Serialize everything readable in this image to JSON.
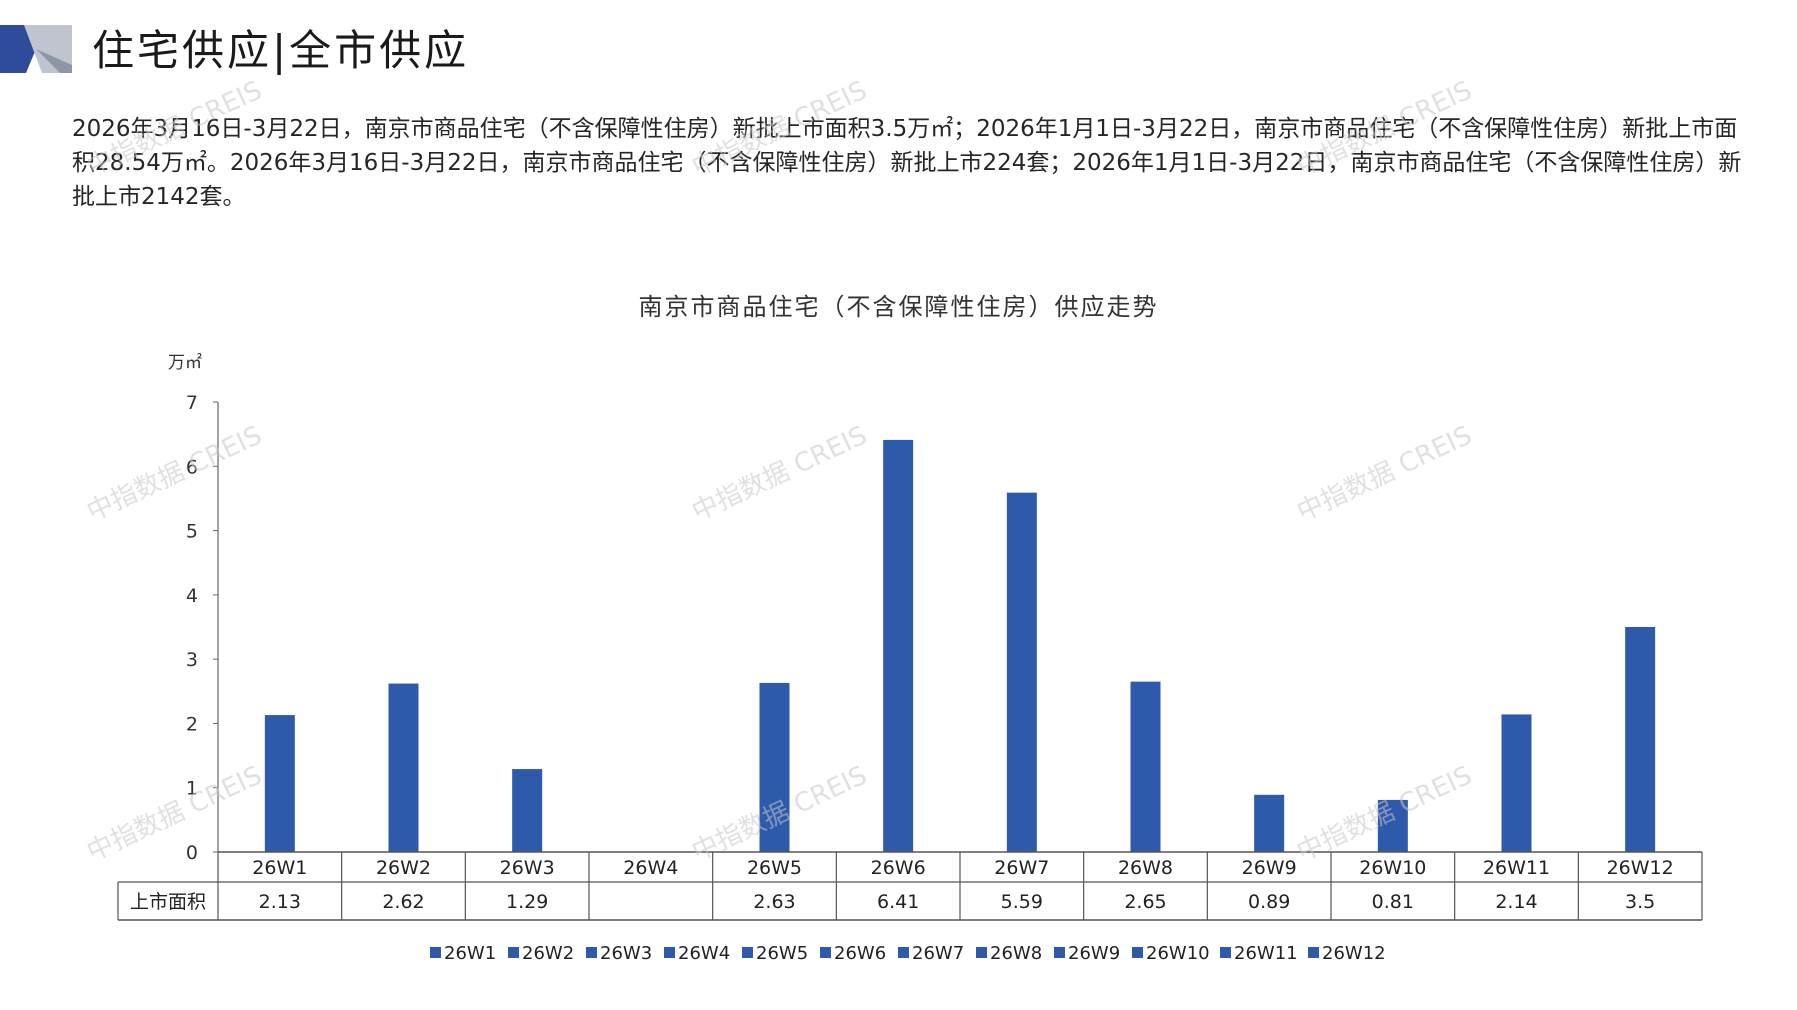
{
  "header": {
    "title": "住宅供应|全市供应"
  },
  "summary": {
    "text": "2026年3月16日-3月22日，南京市商品住宅（不含保障性住房）新批上市面积3.5万㎡；2026年1月1日-3月22日，南京市商品住宅（不含保障性住房）新批上市面积28.54万㎡。2026年3月16日-3月22日，南京市商品住宅（不含保障性住房）新批上市224套；2026年1月1日-3月22日，南京市商品住宅（不含保障性住房）新批上市2142套。"
  },
  "watermark": {
    "text": "中指数据 CREIS"
  },
  "colors": {
    "bar": "#2E5AAC",
    "axis": "#666666",
    "deco_dark": "#2E4C9B",
    "deco_light": "#BFC4CF"
  },
  "chart_data": {
    "type": "bar",
    "title": "南京市商品住宅（不含保障性住房）供应走势",
    "ylabel": "万㎡",
    "ylim": [
      0,
      7
    ],
    "yticks": [
      "0",
      "1",
      "2",
      "3",
      "4",
      "5",
      "6",
      "7"
    ],
    "categories": [
      "26W1",
      "26W2",
      "26W3",
      "26W4",
      "26W5",
      "26W6",
      "26W7",
      "26W8",
      "26W9",
      "26W10",
      "26W11",
      "26W12"
    ],
    "series": [
      {
        "name": "上市面积",
        "values": [
          2.13,
          2.62,
          1.29,
          null,
          2.63,
          6.41,
          5.59,
          2.65,
          0.89,
          0.81,
          2.14,
          3.5
        ]
      }
    ],
    "table_labels": [
      "2.13",
      "2.62",
      "1.29",
      "",
      "2.63",
      "6.41",
      "5.59",
      "2.65",
      "0.89",
      "0.81",
      "2.14",
      "3.5"
    ],
    "legend": [
      "26W1",
      "26W2",
      "26W3",
      "26W4",
      "26W5",
      "26W6",
      "26W7",
      "26W8",
      "26W9",
      "26W10",
      "26W11",
      "26W12"
    ],
    "legend_position": "bottom"
  }
}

#### [Task statement]
Copy out each line word for word, please, skipping the images.

#### [Solved exercise]
Serialize everything readable in this image to JSON.
{
  "header": {
    "title": "住宅供应|全市供应"
  },
  "summary": {
    "text": "2026年3月16日-3月22日，南京市商品住宅（不含保障性住房）新批上市面积3.5万㎡；2026年1月1日-3月22日，南京市商品住宅（不含保障性住房）新批上市面积28.54万㎡。2026年3月16日-3月22日，南京市商品住宅（不含保障性住房）新批上市224套；2026年1月1日-3月22日，南京市商品住宅（不含保障性住房）新批上市2142套。"
  },
  "watermark": {
    "text": "中指数据 CREIS"
  },
  "colors": {
    "bar": "#2E5AAC",
    "axis": "#666666",
    "deco_dark": "#2E4C9B",
    "deco_light": "#BFC4CF"
  },
  "chart_data": {
    "type": "bar",
    "title": "南京市商品住宅（不含保障性住房）供应走势",
    "ylabel": "万㎡",
    "ylim": [
      0,
      7
    ],
    "yticks": [
      "0",
      "1",
      "2",
      "3",
      "4",
      "5",
      "6",
      "7"
    ],
    "categories": [
      "26W1",
      "26W2",
      "26W3",
      "26W4",
      "26W5",
      "26W6",
      "26W7",
      "26W8",
      "26W9",
      "26W10",
      "26W11",
      "26W12"
    ],
    "series": [
      {
        "name": "上市面积",
        "values": [
          2.13,
          2.62,
          1.29,
          null,
          2.63,
          6.41,
          5.59,
          2.65,
          0.89,
          0.81,
          2.14,
          3.5
        ]
      }
    ],
    "table_labels": [
      "2.13",
      "2.62",
      "1.29",
      "",
      "2.63",
      "6.41",
      "5.59",
      "2.65",
      "0.89",
      "0.81",
      "2.14",
      "3.5"
    ],
    "legend": [
      "26W1",
      "26W2",
      "26W3",
      "26W4",
      "26W5",
      "26W6",
      "26W7",
      "26W8",
      "26W9",
      "26W10",
      "26W11",
      "26W12"
    ],
    "legend_position": "bottom"
  }
}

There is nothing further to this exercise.